— Task —
In the entries below, find every line with "current" and copy it.
#### Records provided ####
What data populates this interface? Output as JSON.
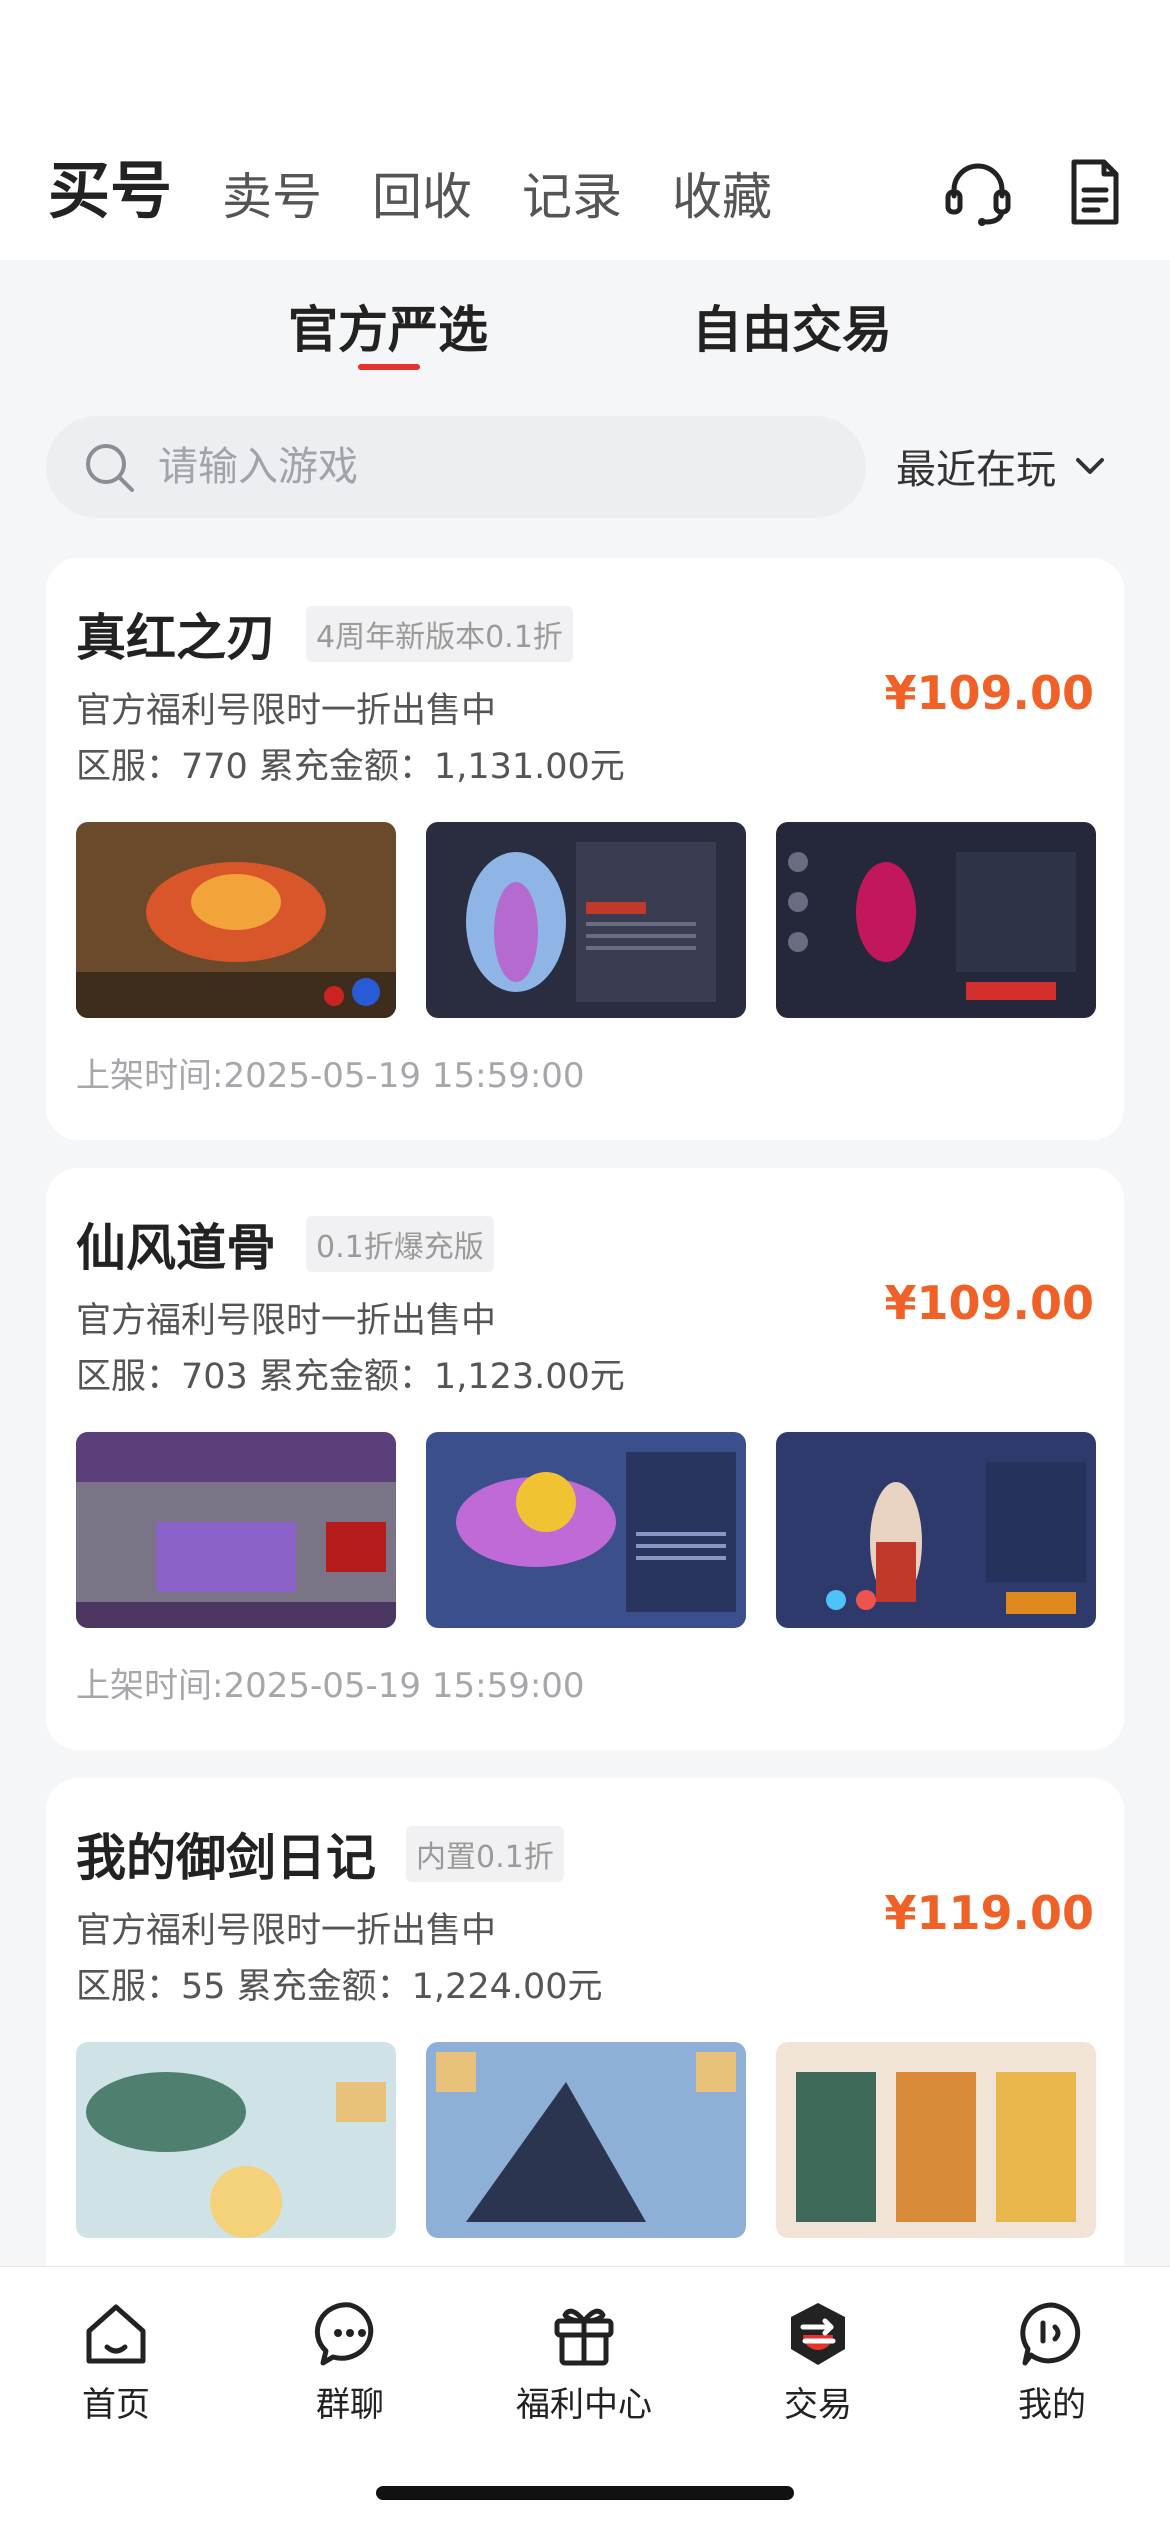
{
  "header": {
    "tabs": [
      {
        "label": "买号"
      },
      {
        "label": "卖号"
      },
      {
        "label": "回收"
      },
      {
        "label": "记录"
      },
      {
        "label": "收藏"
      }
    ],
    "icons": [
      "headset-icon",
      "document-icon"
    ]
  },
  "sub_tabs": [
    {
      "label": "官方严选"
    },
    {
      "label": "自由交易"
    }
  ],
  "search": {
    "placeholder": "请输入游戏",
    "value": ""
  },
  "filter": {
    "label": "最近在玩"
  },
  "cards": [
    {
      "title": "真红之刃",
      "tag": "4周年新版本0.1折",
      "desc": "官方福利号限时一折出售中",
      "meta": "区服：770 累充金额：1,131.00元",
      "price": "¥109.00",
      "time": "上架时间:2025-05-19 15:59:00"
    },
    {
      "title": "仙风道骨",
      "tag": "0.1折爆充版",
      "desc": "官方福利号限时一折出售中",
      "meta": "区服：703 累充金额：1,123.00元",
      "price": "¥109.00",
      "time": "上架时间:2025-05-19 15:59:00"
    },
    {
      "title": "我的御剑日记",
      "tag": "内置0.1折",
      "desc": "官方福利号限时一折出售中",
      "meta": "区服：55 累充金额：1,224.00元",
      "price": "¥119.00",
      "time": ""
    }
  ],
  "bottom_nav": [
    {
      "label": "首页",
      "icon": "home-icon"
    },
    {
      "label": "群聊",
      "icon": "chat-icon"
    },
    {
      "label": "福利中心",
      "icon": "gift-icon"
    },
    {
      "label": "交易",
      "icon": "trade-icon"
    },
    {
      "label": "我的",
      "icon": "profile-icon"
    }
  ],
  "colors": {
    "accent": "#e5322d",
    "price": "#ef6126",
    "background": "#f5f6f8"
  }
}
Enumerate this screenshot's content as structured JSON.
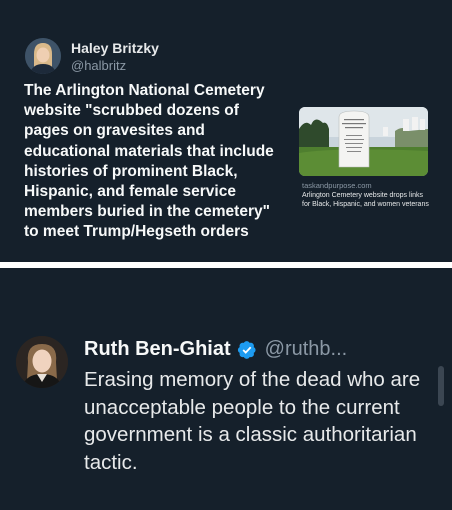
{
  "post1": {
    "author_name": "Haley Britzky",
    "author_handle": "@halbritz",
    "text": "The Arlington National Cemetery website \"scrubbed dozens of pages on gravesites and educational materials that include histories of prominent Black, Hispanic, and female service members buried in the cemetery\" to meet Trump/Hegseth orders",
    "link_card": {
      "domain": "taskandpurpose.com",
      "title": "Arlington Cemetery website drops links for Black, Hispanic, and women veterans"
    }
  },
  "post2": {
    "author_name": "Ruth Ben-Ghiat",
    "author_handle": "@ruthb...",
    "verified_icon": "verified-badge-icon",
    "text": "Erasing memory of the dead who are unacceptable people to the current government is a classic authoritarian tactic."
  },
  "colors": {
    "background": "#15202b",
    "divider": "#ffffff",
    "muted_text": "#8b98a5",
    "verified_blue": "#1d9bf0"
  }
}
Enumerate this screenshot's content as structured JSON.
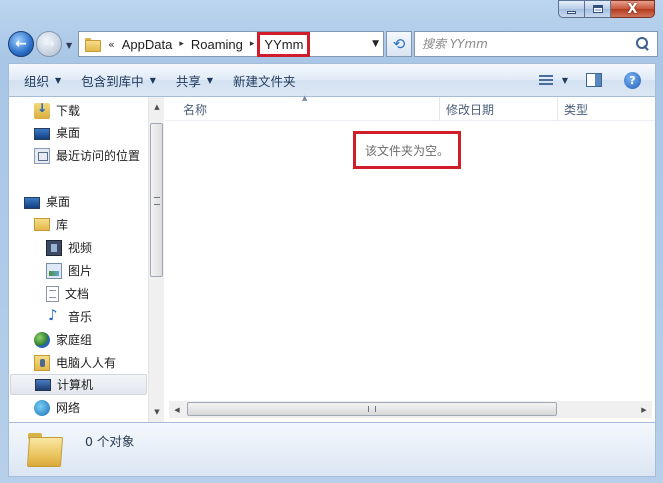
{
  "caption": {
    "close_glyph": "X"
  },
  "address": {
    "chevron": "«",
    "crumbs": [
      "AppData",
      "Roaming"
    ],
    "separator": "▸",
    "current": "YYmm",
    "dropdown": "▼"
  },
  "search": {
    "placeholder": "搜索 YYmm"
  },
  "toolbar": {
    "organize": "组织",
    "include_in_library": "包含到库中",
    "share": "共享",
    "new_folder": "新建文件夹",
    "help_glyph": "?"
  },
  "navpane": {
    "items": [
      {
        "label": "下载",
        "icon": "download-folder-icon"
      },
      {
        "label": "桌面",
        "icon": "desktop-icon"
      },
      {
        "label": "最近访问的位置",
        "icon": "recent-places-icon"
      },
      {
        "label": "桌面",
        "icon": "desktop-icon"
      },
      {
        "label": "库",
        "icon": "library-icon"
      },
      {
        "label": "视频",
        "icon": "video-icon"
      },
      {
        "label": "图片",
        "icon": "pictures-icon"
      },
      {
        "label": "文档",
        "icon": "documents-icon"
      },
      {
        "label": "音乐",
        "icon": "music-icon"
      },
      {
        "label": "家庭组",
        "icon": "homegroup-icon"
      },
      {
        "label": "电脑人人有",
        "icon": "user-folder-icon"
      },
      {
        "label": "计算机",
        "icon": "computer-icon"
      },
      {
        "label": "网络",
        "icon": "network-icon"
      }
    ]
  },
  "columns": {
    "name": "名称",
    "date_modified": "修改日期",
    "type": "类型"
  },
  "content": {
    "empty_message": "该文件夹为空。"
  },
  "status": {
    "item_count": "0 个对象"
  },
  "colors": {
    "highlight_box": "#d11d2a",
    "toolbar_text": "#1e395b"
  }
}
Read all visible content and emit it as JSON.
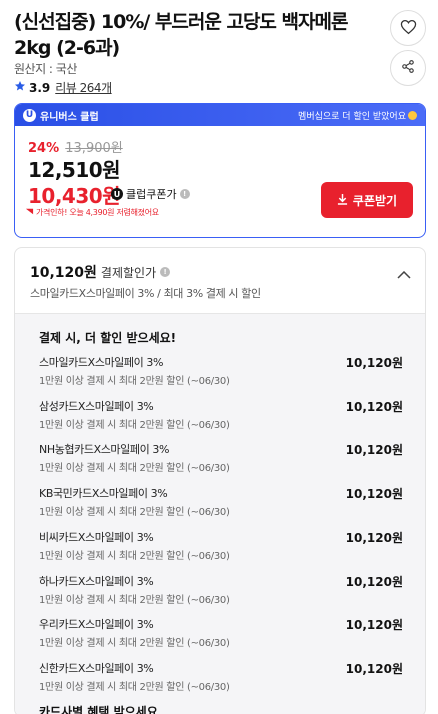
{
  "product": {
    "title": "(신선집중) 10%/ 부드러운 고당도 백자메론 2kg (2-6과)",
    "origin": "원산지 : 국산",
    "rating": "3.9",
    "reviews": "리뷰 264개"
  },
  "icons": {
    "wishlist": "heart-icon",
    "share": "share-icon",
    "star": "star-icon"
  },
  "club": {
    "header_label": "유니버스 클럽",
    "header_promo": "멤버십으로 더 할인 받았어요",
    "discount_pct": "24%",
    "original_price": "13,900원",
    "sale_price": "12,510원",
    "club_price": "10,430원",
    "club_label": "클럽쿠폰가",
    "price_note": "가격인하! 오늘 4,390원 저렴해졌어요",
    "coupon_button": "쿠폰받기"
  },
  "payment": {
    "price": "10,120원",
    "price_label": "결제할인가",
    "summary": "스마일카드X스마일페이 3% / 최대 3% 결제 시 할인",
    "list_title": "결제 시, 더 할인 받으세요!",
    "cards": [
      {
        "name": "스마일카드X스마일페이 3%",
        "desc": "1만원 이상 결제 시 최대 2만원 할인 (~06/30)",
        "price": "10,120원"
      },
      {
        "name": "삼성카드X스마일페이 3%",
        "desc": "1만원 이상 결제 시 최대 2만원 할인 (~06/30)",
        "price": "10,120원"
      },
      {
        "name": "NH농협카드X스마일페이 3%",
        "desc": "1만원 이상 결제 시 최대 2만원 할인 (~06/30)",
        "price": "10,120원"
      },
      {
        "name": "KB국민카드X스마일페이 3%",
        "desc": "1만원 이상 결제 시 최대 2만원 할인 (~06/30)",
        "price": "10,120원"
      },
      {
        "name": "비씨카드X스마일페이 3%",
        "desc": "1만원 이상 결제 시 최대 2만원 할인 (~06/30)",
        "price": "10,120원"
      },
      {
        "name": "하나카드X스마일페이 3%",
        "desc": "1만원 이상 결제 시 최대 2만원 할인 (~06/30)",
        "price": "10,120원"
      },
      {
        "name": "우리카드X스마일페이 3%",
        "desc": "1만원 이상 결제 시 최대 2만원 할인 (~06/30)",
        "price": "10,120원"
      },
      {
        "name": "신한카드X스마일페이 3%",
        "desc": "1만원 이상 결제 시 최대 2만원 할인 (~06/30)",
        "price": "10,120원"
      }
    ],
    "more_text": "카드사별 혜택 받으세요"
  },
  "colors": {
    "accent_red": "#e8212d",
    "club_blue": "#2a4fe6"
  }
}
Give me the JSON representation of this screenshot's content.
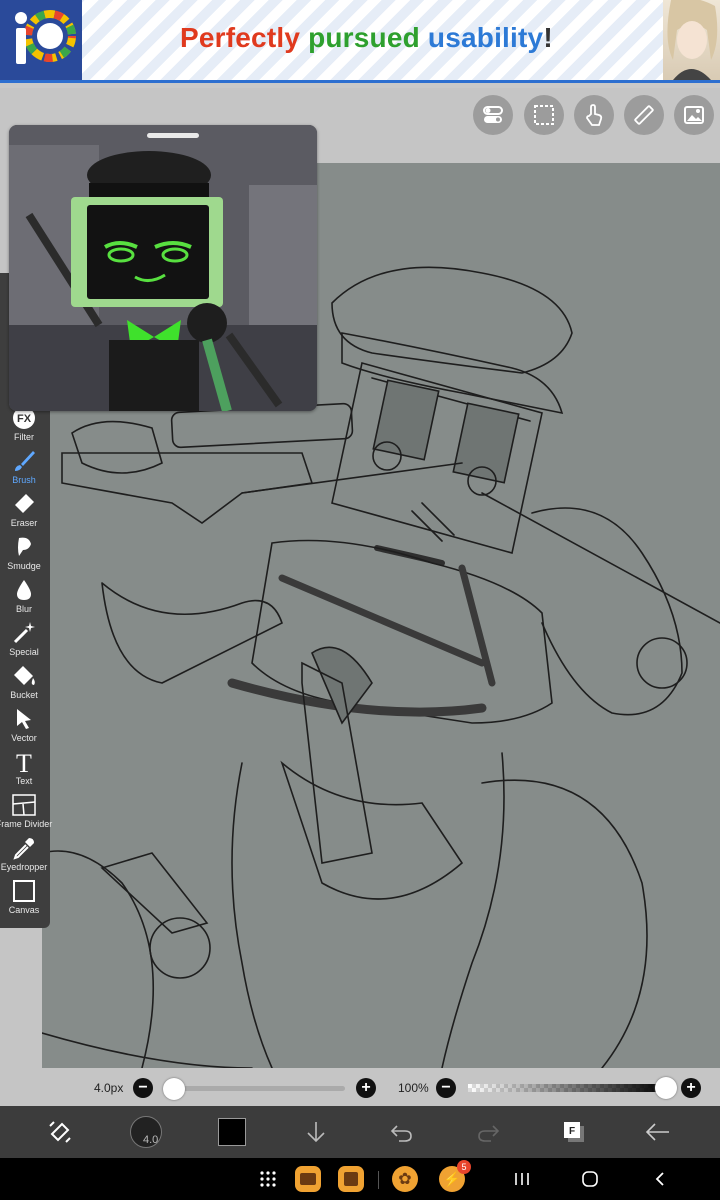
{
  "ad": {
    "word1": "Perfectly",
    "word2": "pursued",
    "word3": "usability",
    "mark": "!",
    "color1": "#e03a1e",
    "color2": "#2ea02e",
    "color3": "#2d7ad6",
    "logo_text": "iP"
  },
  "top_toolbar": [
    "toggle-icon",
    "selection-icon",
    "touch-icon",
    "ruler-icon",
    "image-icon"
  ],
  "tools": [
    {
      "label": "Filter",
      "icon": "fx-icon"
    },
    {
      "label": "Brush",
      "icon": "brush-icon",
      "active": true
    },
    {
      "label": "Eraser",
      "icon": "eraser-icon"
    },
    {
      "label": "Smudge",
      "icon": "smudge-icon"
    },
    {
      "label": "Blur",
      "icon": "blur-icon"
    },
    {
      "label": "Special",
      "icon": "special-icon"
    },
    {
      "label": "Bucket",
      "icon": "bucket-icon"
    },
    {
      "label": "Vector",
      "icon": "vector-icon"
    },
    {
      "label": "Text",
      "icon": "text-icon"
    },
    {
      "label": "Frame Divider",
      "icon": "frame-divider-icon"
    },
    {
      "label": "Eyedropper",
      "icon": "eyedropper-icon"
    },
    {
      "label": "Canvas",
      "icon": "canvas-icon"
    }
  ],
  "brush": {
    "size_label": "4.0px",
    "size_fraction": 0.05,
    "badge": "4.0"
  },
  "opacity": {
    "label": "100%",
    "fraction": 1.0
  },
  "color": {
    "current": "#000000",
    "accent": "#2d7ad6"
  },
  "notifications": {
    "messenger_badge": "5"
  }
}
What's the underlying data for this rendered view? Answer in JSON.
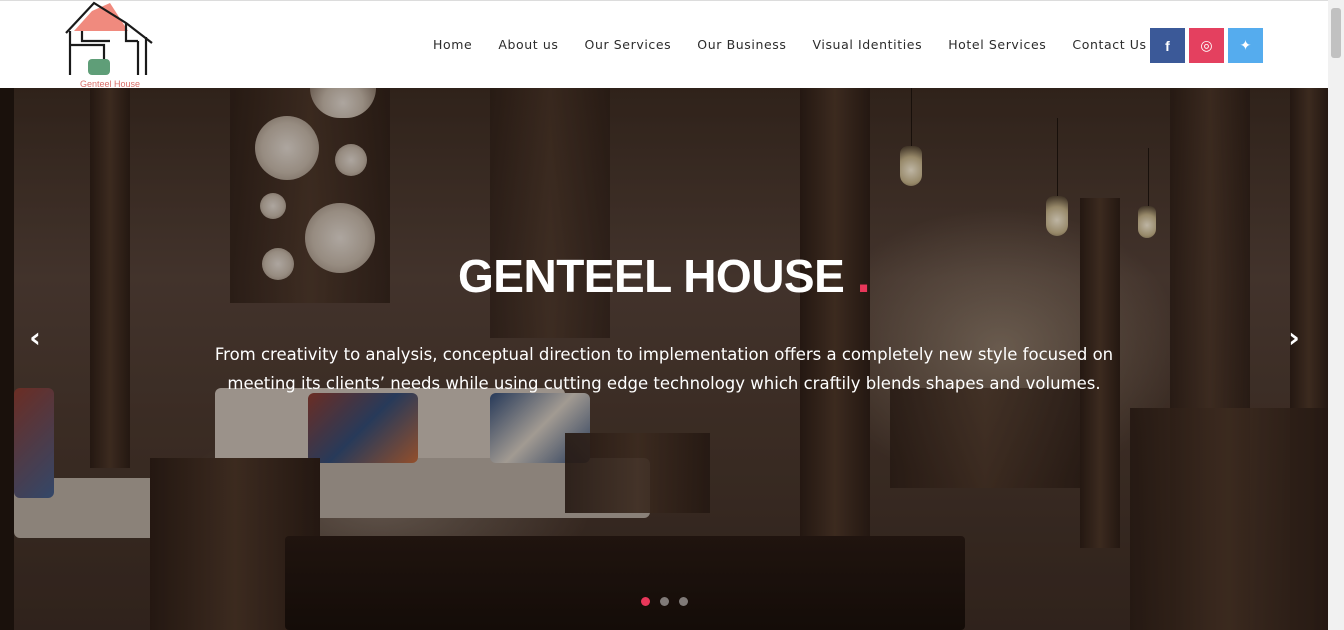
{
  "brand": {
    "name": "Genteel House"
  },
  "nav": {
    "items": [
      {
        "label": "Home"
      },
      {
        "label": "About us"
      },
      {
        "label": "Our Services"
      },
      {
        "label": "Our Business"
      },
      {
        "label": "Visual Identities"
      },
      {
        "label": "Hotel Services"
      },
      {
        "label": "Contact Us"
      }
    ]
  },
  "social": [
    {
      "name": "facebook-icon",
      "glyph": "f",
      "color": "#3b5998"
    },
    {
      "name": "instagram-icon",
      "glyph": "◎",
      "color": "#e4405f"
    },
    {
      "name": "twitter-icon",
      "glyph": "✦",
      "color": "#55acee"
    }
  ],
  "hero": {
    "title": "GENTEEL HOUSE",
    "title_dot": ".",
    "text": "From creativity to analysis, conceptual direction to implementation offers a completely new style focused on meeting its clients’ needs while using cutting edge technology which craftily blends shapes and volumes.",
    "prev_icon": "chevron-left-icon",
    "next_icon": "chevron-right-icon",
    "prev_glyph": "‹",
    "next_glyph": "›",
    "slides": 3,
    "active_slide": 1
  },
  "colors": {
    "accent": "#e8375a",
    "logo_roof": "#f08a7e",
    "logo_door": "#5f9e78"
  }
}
####
— Finished answer —
    "text": "Erasing memory of the dead who are unacceptable people to the current government is a classic authoritarian tactic."
    "current": "YYmm",
    "current": "#000000",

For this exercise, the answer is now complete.